[Data items]
-- BEGIN --

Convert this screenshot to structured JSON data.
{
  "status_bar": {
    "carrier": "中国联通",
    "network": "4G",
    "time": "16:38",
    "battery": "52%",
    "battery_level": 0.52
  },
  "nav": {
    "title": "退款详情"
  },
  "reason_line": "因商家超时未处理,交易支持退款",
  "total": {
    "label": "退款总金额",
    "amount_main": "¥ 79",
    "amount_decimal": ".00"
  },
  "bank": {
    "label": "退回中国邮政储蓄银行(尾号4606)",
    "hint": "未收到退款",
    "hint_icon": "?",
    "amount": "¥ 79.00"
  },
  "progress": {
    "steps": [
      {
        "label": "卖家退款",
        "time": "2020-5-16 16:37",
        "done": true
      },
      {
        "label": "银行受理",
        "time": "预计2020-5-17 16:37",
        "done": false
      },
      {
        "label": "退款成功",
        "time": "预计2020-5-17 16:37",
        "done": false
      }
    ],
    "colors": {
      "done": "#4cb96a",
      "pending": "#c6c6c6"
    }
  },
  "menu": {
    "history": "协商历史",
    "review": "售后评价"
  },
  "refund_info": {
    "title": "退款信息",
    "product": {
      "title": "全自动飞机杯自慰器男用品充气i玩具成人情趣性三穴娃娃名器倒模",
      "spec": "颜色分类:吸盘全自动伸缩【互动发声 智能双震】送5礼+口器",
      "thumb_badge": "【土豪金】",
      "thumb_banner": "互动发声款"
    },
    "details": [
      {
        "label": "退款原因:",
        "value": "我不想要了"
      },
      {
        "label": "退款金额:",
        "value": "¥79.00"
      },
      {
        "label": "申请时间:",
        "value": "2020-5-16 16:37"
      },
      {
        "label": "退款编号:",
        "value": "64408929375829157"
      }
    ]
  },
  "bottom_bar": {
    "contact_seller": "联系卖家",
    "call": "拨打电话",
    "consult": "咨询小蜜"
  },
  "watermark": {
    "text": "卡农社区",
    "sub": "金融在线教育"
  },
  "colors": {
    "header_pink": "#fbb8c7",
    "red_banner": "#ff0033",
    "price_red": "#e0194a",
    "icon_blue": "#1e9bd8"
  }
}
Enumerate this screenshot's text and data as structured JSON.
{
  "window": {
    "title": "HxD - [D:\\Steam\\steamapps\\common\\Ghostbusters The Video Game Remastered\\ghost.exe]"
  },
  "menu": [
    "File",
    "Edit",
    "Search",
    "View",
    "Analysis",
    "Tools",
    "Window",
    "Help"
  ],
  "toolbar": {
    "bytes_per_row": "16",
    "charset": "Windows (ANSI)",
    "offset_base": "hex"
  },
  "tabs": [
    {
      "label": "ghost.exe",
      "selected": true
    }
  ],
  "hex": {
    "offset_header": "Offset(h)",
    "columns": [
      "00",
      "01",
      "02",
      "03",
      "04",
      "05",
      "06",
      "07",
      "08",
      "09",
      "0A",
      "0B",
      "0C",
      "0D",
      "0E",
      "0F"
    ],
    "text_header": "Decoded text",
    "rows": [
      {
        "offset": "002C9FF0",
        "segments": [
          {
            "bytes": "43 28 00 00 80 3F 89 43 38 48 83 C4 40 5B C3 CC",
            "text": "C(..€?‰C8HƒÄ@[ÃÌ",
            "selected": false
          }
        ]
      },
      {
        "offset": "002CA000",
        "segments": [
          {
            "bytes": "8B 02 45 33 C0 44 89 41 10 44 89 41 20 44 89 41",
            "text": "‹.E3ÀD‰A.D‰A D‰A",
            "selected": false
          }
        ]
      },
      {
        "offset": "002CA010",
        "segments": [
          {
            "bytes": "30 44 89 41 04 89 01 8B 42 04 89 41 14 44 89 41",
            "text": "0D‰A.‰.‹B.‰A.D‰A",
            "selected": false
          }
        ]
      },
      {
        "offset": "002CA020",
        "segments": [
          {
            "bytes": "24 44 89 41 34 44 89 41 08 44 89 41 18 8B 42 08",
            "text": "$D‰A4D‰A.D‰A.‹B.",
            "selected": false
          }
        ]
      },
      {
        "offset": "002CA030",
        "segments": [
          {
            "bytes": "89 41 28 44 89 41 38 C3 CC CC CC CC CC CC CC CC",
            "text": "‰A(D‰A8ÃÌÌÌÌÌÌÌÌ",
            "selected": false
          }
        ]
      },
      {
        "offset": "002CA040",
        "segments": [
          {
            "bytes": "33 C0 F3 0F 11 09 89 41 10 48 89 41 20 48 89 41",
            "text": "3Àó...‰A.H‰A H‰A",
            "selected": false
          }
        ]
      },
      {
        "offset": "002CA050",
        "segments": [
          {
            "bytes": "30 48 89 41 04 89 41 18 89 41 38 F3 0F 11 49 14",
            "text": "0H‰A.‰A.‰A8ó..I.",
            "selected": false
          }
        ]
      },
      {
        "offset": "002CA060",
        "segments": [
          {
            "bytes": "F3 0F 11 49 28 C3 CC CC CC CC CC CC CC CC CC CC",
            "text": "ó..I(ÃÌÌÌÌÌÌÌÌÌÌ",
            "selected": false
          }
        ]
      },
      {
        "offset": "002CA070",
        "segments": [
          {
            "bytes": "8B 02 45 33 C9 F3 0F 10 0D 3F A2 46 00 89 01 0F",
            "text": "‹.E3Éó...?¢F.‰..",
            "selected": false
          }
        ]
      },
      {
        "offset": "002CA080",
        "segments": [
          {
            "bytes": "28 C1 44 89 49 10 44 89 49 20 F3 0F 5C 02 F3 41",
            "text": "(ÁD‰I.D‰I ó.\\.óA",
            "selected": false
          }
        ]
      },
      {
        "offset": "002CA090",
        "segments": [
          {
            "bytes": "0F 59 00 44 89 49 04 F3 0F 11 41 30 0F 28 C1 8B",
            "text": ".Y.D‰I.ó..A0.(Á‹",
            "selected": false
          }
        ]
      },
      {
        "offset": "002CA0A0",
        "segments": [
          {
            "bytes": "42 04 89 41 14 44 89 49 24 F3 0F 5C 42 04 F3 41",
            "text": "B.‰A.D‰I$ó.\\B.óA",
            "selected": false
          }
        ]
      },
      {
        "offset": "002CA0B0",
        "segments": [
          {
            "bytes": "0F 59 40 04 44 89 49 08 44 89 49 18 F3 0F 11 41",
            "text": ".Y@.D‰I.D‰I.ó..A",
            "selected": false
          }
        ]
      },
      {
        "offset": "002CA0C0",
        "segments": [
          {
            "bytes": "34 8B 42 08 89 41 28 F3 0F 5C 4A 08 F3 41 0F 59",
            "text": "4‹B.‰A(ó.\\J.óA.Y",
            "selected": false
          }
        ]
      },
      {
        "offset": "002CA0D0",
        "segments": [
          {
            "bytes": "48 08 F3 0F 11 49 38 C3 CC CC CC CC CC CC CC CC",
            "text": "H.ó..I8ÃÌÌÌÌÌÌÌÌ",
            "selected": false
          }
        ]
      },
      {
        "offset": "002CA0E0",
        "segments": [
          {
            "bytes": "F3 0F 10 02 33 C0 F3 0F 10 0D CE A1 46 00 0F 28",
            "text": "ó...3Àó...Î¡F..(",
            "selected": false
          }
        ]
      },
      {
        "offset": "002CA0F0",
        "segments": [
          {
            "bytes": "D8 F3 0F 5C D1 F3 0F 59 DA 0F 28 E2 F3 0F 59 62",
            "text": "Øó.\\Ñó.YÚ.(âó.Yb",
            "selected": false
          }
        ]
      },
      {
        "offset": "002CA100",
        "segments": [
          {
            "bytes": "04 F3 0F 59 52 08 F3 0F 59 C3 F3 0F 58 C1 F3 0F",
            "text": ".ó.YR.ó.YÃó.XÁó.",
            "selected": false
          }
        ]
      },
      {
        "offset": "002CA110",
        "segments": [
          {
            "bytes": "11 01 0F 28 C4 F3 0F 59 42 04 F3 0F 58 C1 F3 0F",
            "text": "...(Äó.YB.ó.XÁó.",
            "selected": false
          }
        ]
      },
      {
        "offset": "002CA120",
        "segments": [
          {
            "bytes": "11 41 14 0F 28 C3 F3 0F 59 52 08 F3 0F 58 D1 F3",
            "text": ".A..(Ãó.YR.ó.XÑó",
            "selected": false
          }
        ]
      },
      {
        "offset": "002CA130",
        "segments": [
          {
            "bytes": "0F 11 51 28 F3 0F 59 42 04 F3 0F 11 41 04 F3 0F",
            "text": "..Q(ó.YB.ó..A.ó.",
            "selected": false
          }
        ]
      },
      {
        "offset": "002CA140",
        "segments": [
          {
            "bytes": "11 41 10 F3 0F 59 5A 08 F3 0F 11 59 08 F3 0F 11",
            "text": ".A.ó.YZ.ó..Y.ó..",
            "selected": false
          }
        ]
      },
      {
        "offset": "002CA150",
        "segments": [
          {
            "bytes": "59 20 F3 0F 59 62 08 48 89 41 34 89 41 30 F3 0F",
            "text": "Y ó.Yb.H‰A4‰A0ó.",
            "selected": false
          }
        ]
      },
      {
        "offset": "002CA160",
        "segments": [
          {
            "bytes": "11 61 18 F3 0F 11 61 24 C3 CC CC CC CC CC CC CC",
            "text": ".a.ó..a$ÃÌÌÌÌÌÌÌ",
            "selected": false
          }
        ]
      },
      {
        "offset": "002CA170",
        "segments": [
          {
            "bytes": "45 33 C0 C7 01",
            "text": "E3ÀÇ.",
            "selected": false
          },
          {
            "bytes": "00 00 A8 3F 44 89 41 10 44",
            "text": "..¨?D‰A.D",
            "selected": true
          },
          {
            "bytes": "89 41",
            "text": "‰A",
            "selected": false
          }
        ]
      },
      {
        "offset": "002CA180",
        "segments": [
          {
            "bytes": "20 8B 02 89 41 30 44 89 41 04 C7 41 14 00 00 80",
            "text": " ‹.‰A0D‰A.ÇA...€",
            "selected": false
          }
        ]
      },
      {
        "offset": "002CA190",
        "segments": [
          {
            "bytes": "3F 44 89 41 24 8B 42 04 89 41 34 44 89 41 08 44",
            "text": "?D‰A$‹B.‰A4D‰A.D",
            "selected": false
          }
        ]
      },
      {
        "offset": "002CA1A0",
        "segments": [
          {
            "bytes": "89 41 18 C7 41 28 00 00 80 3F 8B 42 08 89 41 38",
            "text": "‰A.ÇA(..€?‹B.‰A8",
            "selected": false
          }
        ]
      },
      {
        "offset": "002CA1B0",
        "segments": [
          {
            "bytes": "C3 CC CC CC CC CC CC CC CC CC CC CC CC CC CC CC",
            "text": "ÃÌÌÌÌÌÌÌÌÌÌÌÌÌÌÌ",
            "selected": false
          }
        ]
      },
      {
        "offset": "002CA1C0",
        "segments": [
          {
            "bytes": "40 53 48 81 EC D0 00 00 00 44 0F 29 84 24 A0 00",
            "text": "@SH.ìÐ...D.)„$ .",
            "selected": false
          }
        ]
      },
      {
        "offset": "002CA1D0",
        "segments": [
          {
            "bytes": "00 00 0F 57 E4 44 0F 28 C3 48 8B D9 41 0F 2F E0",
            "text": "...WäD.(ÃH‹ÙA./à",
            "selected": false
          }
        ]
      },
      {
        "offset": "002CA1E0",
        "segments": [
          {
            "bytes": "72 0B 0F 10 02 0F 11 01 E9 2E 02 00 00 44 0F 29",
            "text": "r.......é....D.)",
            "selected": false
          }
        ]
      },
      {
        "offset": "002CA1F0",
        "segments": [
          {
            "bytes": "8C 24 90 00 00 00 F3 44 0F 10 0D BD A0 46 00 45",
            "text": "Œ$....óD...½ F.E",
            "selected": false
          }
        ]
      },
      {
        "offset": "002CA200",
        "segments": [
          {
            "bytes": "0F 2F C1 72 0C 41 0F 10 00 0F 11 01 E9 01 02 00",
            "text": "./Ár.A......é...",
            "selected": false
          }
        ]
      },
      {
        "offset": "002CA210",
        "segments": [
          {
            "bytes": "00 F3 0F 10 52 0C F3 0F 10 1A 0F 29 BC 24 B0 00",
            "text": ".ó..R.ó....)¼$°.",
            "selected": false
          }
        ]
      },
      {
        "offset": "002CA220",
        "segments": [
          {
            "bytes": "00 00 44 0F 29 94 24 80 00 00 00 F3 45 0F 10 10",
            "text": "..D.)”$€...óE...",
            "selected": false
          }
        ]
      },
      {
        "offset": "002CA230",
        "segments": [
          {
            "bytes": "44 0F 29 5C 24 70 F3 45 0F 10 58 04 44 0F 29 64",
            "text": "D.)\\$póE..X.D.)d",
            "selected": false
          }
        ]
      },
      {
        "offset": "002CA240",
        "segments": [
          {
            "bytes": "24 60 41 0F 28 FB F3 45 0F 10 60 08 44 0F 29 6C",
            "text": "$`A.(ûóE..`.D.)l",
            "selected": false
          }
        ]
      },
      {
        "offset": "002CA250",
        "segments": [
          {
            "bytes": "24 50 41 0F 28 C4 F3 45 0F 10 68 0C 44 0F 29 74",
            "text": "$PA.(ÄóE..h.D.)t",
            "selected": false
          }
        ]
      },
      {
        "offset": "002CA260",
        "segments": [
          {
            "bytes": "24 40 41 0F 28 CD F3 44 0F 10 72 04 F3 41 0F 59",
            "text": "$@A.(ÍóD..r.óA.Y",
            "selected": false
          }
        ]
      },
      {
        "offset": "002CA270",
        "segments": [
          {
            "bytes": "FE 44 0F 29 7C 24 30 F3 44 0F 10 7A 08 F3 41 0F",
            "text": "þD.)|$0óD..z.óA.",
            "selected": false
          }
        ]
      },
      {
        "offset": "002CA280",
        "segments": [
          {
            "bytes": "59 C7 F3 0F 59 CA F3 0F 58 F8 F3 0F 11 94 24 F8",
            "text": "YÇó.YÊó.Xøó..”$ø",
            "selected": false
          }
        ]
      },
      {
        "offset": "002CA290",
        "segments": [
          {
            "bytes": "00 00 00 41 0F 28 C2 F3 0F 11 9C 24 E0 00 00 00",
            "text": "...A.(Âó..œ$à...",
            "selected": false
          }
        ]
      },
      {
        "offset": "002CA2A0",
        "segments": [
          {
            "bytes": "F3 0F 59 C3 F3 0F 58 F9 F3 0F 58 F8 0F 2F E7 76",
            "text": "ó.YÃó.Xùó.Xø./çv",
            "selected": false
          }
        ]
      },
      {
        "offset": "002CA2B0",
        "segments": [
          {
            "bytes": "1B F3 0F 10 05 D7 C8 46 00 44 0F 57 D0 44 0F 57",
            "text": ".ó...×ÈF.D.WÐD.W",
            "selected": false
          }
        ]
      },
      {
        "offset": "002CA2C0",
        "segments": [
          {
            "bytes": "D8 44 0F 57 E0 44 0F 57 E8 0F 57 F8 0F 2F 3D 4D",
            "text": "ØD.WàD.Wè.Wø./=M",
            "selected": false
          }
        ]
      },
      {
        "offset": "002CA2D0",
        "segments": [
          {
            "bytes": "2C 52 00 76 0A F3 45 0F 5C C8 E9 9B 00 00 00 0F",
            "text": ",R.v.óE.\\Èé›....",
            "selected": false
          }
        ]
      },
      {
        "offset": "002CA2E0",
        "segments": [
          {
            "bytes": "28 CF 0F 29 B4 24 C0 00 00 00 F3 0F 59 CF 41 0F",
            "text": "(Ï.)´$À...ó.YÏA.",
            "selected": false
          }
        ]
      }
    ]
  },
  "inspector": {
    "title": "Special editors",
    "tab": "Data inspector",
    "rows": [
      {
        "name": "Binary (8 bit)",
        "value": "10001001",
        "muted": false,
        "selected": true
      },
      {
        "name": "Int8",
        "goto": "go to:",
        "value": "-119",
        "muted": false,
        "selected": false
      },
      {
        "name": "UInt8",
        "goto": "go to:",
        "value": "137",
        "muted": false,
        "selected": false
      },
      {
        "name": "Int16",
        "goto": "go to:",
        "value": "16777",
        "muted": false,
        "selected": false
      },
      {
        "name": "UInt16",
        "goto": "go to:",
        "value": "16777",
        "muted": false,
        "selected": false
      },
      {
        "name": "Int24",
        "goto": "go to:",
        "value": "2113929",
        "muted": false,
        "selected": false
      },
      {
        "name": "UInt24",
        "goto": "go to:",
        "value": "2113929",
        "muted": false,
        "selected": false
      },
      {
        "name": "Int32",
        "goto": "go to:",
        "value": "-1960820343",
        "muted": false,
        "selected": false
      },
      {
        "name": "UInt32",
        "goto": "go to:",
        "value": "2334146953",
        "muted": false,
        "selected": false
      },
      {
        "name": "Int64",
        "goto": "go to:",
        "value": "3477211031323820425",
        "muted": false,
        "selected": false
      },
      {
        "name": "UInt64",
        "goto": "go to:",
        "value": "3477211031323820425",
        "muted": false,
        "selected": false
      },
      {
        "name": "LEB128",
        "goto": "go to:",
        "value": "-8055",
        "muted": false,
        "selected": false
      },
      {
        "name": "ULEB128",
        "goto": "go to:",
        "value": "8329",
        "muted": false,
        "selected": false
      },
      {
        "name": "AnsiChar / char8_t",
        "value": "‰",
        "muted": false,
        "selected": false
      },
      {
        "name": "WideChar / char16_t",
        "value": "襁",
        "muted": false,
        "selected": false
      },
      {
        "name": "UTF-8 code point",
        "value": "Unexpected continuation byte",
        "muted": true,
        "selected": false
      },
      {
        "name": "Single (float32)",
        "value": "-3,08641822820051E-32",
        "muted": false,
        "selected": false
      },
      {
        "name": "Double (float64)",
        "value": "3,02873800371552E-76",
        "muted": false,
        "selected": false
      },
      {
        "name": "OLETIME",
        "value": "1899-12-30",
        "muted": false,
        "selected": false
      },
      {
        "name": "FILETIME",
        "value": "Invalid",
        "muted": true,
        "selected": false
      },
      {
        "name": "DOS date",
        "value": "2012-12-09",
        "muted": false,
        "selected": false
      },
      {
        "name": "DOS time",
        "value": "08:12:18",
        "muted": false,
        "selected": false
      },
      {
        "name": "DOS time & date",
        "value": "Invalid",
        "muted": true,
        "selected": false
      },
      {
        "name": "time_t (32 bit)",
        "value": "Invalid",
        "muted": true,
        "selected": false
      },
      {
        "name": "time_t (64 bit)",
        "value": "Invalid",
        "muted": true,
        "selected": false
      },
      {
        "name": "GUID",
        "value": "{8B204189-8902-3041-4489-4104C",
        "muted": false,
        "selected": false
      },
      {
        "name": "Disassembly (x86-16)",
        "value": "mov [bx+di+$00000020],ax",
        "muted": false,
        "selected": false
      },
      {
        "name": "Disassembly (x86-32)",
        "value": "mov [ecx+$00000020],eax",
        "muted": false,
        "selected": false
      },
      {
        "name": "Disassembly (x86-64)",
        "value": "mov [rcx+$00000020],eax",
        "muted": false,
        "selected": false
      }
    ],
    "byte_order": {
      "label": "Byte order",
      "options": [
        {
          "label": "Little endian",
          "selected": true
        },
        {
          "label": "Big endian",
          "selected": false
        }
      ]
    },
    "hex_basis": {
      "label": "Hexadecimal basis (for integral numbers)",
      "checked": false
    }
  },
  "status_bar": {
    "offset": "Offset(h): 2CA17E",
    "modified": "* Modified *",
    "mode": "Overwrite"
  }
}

-- END --

> **Short task**
Within the listing above, copy each line that has the string "endian".

> **Written response**
          "label": "Little endian",
          "label": "Big endian",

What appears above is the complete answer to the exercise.